* [Source document]
[Ocfs-users] Hard system restart when DRBD connection fails while in use

Mon Sep 8 11:35:13 PDT 2008

Many thanks Sunil, this is really helpful. Also your response to the bug
report.

Another thought just occured to me - the default start/stop settings in
Ubuntu have DRBD stopping before OCFS2 and O2CB - obviously this is
probably like removing /dev/drbd0 where OCFS2 is mounted before
unmounted it (acting like a crash) - so this could also have
contributed/been the actual cause all along.

If anyone else is reading this with a similar problem try checking
/etc/rc3.d and /etc/rc6.d and making sure DRBD stops *after* OCFS2 and
O2CB (it's based on the ls -l order which I didn't know before).

Again Sunil, you've been amazing - many thanks for your help solving
this issue, i'm a much happier person now it's sorted! I am still a
little concerned that if one machine crashes the other one will reboot
after <time out> - as this does cripple a cluster, not what i'd call
high availability BUT from what I gather on IRC this has been approached
with new tools in SLES 10 so happy days :)

Excerpts from a layout annotation set
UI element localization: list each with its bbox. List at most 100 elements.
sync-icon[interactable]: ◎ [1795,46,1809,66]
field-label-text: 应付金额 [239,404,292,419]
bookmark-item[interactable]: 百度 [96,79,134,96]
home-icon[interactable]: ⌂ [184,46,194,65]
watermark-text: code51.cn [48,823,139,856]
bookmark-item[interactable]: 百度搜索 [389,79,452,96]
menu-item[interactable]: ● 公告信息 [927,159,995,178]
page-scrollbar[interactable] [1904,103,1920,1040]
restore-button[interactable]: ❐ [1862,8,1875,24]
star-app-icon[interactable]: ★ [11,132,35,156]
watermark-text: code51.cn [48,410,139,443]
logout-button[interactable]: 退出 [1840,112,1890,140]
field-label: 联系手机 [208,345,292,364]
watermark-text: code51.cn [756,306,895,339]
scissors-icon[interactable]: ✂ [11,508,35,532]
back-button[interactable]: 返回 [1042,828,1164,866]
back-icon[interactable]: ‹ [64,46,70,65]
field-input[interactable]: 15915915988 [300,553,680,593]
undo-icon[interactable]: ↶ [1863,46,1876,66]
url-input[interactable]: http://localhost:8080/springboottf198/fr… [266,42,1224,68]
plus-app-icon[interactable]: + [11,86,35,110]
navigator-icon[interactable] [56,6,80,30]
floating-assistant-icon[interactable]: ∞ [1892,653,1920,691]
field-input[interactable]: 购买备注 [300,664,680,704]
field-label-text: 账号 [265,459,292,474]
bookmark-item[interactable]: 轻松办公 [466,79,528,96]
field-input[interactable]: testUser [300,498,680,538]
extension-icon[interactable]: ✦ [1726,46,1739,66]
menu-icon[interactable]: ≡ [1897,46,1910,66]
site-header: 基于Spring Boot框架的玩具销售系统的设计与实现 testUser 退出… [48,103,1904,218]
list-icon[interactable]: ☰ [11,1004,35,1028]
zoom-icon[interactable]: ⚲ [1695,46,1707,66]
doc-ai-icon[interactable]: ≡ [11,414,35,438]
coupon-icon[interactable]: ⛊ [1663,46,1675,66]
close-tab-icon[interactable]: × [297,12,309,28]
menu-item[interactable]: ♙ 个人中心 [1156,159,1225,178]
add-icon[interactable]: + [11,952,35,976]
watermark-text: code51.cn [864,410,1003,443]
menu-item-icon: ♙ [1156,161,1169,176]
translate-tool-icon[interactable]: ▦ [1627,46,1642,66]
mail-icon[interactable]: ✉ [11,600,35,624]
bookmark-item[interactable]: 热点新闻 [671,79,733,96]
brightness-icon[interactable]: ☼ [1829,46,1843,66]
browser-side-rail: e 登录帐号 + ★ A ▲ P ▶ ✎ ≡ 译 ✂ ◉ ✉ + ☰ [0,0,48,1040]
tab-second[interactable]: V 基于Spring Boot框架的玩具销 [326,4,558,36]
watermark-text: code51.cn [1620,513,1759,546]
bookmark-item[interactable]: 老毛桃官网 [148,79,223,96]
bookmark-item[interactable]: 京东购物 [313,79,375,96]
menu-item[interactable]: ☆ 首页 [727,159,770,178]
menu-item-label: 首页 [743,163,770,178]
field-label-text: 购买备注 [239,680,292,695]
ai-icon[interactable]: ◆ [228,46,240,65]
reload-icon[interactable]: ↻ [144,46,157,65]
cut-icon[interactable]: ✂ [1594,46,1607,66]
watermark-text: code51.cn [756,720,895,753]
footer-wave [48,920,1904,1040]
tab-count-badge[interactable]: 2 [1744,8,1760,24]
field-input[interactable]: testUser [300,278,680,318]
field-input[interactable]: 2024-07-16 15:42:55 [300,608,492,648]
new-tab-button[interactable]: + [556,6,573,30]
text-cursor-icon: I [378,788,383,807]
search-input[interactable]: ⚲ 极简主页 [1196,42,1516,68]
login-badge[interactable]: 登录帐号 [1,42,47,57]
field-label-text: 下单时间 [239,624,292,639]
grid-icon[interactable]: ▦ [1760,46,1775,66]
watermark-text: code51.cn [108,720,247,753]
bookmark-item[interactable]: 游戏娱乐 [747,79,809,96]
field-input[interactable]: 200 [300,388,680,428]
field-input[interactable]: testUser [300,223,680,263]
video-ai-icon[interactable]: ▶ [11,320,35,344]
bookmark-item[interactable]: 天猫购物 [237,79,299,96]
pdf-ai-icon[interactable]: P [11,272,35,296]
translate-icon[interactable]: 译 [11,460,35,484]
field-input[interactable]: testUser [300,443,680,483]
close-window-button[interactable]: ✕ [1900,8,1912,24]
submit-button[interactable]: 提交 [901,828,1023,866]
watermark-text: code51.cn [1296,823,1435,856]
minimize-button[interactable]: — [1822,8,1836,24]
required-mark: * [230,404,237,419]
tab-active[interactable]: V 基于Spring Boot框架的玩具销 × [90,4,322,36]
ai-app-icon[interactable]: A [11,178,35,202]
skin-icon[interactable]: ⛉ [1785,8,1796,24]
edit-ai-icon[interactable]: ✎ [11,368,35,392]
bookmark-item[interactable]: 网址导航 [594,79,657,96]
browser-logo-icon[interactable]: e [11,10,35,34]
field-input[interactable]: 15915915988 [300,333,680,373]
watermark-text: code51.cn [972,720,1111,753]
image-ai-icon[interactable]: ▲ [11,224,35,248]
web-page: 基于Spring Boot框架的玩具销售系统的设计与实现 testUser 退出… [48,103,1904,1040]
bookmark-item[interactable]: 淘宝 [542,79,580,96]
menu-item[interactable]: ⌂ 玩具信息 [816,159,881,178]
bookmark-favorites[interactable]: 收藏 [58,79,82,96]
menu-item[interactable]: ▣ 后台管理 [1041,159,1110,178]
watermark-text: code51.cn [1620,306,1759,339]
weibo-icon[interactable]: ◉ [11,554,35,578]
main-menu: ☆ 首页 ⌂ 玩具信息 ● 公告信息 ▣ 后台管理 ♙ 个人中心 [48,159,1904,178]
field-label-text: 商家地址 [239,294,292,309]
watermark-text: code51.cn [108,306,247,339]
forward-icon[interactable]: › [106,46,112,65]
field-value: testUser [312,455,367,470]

* [Your task] Rewrite the forum post, beginning at the words "Another thought just" and stopping after "cause all along.", with "Ubuntu" changed to "Debian".

* [Task response]
Another thought just occured to me - the default start/stop settings in
Debian have DRBD stopping before OCFS2 and O2CB - obviously this is
probably like removing /dev/drbd0 where OCFS2 is mounted before
unmounted it (acting like a crash) - so this could also have
contributed/been the actual cause all along.